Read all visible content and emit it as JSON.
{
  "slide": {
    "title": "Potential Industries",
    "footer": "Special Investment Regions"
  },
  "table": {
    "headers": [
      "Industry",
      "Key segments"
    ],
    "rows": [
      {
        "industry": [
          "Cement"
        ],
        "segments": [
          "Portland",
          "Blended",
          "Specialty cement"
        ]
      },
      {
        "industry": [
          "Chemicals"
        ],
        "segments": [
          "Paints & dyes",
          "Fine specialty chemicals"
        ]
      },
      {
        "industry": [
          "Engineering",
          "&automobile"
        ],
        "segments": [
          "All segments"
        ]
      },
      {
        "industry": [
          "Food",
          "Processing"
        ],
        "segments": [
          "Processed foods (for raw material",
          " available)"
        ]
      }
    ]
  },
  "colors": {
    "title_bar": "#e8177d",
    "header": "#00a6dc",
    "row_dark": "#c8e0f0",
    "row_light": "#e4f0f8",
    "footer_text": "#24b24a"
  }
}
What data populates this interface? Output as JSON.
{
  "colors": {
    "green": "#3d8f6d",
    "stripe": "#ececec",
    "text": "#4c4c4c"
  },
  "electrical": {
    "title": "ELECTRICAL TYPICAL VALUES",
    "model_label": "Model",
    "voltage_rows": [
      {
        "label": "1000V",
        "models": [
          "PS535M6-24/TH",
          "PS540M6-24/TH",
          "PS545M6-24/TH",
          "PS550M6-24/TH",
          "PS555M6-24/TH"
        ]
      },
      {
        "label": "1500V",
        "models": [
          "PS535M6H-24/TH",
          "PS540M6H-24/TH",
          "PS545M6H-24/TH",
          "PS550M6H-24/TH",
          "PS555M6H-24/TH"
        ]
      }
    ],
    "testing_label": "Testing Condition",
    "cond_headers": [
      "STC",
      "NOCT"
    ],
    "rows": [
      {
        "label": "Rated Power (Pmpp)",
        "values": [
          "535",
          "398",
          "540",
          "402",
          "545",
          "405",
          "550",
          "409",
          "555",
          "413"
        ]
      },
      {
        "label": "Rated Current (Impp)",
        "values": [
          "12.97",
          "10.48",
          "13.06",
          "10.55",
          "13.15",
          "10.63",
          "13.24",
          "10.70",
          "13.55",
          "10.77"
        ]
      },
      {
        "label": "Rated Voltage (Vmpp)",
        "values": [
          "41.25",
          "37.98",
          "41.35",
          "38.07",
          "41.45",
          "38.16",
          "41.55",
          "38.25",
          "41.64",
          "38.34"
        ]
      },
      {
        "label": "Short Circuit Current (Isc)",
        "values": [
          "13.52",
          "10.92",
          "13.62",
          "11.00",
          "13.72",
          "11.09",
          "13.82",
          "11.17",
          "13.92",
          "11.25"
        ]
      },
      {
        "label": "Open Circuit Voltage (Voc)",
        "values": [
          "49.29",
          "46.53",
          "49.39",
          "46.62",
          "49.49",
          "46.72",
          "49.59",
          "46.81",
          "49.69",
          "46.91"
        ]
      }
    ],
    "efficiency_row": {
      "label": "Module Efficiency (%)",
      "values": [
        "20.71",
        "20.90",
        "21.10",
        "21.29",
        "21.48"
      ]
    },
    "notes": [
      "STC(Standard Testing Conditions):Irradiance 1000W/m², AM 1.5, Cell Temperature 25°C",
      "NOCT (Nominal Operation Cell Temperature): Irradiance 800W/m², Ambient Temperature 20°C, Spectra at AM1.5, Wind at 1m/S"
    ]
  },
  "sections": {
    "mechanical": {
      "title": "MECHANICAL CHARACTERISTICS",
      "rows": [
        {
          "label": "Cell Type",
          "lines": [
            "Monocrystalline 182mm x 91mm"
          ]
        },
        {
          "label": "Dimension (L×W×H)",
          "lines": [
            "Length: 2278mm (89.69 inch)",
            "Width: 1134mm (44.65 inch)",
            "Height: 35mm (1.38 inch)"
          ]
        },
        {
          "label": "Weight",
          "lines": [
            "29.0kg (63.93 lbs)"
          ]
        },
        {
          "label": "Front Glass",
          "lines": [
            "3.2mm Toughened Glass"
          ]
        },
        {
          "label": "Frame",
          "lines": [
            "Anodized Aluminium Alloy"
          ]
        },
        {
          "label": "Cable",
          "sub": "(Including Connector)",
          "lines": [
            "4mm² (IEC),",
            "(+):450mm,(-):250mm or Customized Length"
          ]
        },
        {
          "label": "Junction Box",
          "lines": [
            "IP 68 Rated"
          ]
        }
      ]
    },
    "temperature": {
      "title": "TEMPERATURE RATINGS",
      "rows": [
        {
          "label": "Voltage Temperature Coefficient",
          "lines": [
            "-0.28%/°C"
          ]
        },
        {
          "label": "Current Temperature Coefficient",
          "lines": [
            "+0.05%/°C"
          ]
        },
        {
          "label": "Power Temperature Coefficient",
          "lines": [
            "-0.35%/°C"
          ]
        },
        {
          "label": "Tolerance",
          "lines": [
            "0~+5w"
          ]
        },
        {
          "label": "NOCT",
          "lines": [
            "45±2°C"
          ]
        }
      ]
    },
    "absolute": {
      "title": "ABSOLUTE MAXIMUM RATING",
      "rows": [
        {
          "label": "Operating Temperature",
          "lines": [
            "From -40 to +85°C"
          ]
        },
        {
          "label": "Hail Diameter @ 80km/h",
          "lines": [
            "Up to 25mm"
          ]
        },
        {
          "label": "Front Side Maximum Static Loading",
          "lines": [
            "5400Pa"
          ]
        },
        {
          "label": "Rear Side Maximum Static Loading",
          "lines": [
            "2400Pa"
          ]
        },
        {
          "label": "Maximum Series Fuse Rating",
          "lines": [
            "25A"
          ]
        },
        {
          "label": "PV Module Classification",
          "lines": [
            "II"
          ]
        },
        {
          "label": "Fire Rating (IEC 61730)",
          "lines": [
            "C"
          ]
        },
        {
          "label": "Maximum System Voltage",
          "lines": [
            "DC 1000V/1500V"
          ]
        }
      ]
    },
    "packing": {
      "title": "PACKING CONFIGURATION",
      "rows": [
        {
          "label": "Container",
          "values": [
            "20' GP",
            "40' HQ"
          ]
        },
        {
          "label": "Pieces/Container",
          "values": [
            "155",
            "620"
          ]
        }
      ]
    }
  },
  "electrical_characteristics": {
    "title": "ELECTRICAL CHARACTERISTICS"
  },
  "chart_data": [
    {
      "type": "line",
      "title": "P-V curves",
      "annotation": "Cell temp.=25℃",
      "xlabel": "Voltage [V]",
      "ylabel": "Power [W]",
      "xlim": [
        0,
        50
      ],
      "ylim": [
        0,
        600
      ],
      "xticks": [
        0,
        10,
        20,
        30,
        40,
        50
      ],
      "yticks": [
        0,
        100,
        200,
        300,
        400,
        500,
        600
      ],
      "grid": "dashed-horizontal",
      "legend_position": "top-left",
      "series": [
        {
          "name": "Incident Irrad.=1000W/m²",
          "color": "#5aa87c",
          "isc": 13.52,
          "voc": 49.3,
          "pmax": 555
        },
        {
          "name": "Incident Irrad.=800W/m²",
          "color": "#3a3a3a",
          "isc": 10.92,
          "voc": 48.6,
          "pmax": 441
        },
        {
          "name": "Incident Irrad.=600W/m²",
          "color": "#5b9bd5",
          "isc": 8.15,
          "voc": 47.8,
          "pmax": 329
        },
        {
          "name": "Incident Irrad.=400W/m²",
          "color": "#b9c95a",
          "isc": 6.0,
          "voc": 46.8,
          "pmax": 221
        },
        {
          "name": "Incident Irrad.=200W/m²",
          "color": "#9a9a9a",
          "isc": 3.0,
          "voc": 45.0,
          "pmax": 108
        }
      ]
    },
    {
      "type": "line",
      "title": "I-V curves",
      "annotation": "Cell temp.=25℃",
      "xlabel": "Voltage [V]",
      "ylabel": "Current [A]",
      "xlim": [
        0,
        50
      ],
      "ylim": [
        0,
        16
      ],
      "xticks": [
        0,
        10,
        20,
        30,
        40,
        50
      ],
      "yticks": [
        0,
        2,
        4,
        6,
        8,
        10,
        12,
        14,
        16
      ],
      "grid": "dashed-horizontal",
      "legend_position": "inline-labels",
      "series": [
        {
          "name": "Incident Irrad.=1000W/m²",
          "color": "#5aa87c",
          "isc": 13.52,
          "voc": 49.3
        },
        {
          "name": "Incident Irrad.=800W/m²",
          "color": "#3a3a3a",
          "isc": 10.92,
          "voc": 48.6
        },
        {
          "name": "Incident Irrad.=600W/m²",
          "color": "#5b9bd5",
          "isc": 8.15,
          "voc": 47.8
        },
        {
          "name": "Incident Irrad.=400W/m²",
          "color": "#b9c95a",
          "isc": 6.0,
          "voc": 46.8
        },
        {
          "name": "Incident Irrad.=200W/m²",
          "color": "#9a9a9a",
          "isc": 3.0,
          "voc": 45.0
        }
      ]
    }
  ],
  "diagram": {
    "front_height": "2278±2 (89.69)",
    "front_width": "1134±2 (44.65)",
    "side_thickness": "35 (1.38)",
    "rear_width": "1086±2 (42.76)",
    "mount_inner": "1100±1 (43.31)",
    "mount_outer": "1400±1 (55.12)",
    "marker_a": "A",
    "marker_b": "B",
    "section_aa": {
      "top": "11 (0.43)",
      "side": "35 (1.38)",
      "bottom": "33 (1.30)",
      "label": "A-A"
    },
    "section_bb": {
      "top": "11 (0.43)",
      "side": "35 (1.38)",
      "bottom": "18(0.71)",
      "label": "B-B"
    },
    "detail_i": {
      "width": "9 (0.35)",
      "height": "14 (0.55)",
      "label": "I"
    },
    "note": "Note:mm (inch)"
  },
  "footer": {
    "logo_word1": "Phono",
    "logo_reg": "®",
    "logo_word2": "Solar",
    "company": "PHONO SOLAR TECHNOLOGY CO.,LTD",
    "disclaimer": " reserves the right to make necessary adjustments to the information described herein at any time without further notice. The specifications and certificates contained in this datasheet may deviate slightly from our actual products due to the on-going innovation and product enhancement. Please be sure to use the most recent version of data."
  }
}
+++
> [REQUEST]: Collect every line with the string "Glass" from the records, and copy each.

> [PROBLEM SOLUTION]:
          "label": "Front Glass",
            "3.2mm Toughened Glass"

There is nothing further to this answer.